*DATA FOR PROCESSING*:
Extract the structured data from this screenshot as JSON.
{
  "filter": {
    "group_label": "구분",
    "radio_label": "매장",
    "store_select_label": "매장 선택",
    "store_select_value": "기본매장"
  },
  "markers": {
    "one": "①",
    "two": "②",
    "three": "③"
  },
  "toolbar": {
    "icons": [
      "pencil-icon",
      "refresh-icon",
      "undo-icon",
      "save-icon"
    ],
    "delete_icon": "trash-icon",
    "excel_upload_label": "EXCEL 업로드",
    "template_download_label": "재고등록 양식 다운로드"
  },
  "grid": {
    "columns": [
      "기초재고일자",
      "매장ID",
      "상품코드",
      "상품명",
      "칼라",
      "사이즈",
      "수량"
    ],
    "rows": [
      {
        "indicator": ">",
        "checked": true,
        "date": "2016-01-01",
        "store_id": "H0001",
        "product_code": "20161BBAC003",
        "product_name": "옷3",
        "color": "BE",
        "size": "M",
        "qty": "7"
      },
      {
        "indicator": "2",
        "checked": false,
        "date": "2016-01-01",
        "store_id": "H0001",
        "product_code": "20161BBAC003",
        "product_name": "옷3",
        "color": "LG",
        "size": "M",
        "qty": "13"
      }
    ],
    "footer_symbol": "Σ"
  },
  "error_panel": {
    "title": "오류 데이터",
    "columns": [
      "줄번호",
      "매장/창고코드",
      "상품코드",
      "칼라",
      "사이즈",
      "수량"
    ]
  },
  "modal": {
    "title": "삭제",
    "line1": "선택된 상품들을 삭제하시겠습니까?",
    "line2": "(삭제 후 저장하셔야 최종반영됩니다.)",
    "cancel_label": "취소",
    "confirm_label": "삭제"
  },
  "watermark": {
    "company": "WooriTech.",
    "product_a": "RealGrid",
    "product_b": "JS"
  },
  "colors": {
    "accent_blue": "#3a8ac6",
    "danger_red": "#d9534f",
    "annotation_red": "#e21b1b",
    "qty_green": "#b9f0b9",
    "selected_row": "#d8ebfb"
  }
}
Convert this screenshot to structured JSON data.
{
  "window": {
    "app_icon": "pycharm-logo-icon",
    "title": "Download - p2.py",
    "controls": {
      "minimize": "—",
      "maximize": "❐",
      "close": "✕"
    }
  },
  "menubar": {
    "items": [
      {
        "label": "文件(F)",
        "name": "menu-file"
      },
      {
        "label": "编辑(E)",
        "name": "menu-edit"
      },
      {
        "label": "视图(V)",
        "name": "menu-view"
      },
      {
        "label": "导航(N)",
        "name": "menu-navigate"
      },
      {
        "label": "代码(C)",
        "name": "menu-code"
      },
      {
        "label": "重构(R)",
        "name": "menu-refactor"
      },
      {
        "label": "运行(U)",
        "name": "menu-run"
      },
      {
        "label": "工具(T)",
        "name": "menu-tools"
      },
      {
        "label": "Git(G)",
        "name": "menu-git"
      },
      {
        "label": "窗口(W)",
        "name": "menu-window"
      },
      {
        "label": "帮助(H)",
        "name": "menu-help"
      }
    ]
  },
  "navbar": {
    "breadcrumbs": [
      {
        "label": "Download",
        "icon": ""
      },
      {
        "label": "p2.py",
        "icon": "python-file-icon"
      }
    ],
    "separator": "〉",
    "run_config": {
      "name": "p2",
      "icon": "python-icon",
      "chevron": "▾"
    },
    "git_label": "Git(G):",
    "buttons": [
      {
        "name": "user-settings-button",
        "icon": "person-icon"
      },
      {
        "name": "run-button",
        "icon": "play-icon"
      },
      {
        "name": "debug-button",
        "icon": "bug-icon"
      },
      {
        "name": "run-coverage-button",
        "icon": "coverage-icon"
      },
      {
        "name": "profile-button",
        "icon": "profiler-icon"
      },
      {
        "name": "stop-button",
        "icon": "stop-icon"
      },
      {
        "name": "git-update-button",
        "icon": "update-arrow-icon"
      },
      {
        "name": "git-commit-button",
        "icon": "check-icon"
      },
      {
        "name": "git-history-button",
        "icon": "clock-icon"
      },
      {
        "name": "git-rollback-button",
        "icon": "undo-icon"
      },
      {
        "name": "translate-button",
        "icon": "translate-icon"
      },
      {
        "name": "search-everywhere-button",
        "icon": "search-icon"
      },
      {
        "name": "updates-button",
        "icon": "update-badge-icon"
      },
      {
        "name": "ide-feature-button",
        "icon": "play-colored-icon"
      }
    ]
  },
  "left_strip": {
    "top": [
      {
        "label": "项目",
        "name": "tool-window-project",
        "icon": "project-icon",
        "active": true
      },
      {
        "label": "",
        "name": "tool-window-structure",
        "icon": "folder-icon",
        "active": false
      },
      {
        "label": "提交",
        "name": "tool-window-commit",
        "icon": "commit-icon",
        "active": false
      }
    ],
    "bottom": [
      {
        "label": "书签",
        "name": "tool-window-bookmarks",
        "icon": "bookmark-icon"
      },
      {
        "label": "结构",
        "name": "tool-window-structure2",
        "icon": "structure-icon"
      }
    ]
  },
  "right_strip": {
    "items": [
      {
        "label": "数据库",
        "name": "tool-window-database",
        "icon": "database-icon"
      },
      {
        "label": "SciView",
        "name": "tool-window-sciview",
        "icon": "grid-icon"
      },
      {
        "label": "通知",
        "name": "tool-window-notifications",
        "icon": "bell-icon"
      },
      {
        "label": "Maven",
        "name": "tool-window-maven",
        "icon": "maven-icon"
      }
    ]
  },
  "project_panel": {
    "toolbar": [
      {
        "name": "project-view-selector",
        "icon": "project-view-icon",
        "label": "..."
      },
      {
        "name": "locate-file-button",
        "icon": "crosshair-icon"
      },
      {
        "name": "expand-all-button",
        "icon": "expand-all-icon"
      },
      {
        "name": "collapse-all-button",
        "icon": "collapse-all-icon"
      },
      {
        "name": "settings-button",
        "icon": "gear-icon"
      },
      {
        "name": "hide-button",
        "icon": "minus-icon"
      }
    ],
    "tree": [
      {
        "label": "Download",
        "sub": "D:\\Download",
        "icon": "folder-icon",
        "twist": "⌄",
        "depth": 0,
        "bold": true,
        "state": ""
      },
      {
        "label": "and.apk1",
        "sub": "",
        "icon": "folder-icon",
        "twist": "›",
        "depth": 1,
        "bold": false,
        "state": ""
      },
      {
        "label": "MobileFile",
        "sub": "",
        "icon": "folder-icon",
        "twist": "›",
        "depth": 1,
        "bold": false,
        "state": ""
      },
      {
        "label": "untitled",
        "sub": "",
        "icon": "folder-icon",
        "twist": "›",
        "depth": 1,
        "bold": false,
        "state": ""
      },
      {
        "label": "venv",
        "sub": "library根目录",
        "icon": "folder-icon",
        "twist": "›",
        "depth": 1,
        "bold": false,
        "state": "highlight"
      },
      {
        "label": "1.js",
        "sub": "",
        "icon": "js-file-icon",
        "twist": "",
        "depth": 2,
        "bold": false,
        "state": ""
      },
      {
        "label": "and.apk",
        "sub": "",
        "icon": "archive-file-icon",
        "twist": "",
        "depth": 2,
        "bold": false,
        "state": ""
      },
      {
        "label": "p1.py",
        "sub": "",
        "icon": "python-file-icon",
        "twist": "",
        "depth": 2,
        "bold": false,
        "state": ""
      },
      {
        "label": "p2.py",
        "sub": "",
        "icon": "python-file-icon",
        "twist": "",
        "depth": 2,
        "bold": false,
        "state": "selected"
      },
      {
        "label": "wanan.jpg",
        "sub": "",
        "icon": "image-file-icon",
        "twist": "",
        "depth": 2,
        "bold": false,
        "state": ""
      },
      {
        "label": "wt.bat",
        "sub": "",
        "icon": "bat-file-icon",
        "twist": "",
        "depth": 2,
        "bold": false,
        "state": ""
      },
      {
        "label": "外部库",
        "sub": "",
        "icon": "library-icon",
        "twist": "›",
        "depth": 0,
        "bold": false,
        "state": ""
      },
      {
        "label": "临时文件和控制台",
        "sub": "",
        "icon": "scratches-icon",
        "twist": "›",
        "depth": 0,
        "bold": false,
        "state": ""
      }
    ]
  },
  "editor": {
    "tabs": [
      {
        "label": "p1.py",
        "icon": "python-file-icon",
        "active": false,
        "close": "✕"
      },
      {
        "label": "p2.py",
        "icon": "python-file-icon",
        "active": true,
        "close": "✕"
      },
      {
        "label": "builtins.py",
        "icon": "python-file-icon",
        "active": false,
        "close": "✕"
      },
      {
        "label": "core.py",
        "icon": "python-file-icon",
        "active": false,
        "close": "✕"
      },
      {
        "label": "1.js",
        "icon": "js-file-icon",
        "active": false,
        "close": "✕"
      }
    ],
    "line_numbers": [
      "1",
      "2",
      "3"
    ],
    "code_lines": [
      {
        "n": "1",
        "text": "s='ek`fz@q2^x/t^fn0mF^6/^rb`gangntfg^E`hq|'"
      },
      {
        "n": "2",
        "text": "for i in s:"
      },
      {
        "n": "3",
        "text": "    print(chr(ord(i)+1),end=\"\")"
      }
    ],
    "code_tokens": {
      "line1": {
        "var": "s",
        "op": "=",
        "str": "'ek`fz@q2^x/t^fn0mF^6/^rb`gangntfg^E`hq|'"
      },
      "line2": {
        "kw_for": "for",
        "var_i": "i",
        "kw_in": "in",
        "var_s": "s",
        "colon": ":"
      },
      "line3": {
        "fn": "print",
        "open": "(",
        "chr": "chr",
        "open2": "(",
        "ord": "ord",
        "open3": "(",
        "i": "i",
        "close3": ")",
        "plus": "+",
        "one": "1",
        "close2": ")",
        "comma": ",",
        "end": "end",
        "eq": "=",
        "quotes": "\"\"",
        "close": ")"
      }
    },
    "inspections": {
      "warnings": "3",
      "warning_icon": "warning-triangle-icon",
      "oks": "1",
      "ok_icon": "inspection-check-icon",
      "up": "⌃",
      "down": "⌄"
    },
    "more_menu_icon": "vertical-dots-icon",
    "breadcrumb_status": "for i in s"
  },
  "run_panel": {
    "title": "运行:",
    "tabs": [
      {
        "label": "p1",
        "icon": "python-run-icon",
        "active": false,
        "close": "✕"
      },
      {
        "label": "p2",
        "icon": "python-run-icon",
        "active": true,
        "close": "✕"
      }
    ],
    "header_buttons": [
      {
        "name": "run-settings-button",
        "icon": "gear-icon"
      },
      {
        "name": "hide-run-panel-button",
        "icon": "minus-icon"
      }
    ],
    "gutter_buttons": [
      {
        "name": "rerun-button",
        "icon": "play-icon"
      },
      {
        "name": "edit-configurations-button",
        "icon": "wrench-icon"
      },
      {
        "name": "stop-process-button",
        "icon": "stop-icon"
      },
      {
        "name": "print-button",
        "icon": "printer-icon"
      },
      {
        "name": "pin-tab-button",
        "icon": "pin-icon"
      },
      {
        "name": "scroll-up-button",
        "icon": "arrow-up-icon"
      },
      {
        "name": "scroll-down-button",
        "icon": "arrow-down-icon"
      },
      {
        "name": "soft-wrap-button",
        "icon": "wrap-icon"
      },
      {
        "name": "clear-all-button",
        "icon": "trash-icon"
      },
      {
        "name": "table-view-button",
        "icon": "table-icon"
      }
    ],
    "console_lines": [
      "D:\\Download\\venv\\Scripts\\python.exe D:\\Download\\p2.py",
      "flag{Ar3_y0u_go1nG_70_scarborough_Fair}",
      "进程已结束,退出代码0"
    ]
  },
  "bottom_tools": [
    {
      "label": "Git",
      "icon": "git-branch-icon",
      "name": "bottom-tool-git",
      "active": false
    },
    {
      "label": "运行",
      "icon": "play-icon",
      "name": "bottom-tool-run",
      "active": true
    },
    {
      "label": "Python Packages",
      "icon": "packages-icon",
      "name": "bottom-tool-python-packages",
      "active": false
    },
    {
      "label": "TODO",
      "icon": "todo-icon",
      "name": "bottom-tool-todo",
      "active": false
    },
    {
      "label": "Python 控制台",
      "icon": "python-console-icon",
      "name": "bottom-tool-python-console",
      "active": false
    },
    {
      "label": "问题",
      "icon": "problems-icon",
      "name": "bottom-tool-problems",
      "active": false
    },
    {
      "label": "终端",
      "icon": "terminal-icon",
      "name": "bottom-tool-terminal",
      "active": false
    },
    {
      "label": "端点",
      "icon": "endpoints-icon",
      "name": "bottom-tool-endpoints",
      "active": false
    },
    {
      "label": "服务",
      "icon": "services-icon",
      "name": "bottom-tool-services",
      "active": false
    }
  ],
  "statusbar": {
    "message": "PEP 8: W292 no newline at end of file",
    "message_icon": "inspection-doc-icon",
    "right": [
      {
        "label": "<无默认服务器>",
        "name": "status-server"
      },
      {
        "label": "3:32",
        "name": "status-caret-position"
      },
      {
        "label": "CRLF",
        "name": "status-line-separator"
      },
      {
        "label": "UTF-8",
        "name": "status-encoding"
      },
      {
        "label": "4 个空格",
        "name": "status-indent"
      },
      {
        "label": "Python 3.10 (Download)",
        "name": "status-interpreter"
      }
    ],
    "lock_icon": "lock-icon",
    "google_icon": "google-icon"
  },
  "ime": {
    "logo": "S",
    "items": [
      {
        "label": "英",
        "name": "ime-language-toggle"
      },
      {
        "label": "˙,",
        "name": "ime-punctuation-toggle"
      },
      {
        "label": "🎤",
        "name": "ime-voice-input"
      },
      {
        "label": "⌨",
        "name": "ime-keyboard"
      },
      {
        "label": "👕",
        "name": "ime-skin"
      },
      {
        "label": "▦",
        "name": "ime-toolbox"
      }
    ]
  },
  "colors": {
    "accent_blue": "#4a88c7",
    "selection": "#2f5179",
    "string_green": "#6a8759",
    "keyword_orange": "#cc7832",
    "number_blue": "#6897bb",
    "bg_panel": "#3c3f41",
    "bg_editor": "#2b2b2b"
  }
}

*YOUR GOAL*: Using the listing, copy every line where the word "text" shows up.

*TASK RESPONSE*:
        "text": "s='ek`fz@q2^x/t^fn0mF^6/^rb`gangntfg^E`hq|'"
        "text": "for i in s:"
        "text": "    print(chr(ord(i)+1),end=\"\")"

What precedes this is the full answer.